§ **WORK REQUIRED**: Only lines with the string "this" should be returned from the data below.

Top of DATA RECORDS

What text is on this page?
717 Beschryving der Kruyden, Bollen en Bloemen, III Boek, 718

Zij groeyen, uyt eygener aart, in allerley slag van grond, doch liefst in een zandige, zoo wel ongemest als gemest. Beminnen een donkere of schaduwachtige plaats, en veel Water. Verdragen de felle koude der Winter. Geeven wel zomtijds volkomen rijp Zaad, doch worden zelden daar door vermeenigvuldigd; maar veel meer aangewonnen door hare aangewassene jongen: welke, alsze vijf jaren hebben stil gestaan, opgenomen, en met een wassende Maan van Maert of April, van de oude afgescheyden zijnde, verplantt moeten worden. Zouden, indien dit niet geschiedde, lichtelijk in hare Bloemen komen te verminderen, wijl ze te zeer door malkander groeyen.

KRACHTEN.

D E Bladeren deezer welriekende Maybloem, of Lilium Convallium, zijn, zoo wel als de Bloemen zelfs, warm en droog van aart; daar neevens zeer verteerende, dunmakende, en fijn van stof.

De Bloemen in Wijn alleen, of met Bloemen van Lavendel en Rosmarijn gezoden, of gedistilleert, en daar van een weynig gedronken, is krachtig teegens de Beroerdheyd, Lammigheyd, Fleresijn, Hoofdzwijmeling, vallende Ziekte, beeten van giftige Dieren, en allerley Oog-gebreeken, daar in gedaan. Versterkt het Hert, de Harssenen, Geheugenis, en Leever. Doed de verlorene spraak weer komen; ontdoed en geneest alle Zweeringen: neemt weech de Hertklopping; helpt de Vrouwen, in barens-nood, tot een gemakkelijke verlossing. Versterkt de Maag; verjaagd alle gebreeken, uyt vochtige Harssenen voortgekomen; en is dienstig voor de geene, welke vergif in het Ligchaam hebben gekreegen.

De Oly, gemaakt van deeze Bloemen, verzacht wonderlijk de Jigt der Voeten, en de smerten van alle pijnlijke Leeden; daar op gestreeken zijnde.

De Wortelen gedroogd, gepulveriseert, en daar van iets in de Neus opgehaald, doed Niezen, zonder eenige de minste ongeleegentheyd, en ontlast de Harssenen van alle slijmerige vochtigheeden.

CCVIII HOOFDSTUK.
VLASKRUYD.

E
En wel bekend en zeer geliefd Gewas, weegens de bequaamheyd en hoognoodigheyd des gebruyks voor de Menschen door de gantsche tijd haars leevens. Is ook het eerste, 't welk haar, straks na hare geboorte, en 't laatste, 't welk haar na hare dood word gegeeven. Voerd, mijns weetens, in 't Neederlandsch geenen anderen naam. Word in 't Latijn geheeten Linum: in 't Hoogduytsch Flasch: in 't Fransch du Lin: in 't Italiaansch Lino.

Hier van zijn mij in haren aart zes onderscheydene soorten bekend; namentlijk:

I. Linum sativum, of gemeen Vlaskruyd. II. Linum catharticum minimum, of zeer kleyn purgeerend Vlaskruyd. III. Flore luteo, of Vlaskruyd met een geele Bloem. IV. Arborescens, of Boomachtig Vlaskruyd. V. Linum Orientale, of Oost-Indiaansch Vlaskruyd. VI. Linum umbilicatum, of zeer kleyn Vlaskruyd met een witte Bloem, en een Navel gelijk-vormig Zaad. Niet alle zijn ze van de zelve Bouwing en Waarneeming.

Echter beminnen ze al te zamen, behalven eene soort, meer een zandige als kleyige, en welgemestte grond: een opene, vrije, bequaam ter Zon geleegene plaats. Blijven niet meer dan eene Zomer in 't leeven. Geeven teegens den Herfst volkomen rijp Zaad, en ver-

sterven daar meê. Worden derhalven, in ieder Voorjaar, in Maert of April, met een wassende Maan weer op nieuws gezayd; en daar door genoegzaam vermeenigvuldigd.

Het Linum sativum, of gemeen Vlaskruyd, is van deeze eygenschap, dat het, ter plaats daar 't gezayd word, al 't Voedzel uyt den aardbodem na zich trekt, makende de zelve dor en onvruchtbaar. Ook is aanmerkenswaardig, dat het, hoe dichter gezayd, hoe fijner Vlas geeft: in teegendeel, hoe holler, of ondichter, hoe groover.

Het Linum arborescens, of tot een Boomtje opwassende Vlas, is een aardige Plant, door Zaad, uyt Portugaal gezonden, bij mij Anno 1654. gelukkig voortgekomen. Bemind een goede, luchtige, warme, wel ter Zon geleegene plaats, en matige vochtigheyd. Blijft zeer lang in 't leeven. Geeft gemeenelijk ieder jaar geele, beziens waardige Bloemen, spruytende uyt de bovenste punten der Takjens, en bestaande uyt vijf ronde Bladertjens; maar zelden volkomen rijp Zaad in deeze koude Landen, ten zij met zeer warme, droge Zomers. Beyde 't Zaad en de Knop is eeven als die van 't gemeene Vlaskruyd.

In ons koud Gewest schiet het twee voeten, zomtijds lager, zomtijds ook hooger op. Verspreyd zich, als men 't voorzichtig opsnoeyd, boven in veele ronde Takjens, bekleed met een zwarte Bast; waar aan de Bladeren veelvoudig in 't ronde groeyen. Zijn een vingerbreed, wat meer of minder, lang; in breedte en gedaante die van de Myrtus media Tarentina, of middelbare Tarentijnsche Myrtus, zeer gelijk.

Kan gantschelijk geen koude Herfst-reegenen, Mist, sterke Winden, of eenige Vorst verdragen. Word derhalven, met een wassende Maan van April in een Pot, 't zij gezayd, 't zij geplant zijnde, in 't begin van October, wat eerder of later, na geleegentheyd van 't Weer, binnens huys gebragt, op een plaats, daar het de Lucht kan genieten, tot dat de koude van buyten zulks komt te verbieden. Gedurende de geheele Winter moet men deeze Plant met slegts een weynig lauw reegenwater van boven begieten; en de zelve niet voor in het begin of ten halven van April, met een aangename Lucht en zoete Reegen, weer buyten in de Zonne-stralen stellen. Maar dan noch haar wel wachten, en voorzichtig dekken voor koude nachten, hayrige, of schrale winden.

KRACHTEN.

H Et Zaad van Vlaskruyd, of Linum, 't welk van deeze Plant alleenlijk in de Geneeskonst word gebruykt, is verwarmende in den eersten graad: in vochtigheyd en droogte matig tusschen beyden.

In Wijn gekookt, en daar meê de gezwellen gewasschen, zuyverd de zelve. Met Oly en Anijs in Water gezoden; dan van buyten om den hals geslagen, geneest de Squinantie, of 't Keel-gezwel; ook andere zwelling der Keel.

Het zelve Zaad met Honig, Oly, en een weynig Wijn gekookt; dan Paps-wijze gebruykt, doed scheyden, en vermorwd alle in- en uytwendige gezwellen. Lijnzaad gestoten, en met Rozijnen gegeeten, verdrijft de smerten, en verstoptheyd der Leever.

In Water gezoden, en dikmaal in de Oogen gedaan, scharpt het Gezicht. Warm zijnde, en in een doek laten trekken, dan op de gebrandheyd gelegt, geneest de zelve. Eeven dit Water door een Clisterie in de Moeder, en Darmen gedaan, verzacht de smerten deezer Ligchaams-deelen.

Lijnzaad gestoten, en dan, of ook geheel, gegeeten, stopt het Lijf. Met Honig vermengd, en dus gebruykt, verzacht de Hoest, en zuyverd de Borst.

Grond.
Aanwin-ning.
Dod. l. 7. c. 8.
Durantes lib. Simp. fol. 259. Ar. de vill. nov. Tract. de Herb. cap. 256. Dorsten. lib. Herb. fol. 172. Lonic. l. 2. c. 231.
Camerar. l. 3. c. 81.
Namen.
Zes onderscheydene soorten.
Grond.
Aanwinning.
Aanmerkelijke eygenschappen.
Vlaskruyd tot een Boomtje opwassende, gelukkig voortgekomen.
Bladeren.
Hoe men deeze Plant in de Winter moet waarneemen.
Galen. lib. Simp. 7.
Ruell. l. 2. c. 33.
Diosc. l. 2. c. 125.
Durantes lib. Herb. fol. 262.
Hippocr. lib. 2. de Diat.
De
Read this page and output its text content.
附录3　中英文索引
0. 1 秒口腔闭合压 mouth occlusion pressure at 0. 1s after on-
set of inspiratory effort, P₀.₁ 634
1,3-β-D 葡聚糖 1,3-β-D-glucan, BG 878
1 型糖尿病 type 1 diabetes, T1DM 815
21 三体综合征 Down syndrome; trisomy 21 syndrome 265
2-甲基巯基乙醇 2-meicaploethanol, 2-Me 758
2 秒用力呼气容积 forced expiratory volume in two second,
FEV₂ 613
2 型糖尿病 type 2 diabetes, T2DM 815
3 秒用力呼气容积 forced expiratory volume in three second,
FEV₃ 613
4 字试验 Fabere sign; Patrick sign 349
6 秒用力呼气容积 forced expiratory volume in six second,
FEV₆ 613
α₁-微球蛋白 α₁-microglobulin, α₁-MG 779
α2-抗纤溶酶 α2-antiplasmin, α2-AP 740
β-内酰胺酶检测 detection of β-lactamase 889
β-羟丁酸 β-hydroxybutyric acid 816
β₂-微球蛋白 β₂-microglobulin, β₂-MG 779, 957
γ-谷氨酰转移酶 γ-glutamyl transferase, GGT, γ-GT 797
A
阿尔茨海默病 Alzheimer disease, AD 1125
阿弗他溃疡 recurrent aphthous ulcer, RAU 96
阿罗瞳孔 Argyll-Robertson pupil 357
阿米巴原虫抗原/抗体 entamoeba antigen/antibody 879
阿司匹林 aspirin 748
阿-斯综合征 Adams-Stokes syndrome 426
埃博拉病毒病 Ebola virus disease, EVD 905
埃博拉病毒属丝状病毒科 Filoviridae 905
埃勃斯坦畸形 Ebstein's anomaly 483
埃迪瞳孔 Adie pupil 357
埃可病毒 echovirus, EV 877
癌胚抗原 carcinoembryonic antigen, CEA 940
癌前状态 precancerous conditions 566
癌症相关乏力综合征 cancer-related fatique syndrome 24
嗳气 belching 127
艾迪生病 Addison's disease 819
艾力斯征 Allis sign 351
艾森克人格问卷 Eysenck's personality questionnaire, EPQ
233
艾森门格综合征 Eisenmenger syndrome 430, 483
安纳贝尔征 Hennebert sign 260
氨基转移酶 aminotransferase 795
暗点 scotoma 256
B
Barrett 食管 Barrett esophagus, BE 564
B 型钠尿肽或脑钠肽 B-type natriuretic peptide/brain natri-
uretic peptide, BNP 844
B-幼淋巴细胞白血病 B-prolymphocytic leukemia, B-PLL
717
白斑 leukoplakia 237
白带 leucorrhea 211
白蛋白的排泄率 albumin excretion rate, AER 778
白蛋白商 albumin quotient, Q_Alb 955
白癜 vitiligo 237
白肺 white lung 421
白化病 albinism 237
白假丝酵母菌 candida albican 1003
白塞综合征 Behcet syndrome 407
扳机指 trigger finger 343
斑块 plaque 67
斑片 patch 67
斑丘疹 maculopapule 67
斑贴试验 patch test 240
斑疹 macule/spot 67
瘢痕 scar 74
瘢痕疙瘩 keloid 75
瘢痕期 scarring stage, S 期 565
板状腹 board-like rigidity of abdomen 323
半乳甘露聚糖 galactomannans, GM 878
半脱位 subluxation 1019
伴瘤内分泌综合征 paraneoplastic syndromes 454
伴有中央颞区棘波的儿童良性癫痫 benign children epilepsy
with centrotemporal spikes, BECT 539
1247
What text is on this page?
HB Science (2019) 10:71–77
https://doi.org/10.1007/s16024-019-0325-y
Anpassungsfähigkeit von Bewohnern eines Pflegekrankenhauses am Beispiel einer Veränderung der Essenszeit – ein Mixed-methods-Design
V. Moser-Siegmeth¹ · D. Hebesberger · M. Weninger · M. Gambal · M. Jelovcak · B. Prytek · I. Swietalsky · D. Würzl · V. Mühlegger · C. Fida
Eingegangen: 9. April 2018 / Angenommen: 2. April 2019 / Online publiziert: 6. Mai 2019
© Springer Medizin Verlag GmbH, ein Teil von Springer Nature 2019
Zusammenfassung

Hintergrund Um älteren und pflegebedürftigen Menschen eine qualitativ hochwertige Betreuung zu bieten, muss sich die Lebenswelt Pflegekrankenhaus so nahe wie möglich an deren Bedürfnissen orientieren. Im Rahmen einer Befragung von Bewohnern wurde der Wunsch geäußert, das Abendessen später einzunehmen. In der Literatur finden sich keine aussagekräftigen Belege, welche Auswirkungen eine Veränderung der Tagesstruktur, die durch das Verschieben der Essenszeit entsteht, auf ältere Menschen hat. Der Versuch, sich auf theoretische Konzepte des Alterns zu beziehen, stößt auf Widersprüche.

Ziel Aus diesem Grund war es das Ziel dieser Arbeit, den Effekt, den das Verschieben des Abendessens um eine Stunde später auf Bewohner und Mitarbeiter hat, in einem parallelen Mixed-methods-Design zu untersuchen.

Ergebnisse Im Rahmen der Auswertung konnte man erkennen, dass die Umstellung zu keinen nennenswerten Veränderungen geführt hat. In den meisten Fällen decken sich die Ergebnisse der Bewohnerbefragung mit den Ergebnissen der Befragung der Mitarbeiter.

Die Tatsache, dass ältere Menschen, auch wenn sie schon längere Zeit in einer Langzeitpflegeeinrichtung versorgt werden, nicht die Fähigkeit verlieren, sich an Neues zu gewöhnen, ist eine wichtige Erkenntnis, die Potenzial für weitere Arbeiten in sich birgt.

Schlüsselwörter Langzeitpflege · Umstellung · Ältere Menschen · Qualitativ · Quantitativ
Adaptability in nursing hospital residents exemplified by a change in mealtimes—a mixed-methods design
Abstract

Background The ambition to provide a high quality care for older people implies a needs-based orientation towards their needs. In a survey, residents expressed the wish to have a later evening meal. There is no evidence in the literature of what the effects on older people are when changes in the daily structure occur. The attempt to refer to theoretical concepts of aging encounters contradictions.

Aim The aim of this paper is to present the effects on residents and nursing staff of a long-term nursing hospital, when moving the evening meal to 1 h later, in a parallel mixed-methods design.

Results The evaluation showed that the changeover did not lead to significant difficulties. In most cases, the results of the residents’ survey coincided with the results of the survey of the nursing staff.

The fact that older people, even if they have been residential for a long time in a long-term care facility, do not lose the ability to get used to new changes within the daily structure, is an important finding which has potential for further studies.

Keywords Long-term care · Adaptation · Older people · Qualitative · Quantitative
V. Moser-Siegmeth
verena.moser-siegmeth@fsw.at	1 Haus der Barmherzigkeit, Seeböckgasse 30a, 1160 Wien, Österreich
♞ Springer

Bottom of DATA RECORDS

§ **EXPECTED ANSWER**:
What text is on this page?
Read this page and output its text content.
What text is on this page?
Aim The aim of this paper is to present the effects on residents and nursing staff of a long-term nursing hospital, when moving the evening meal to 1 h later, in a parallel mixed-methods design.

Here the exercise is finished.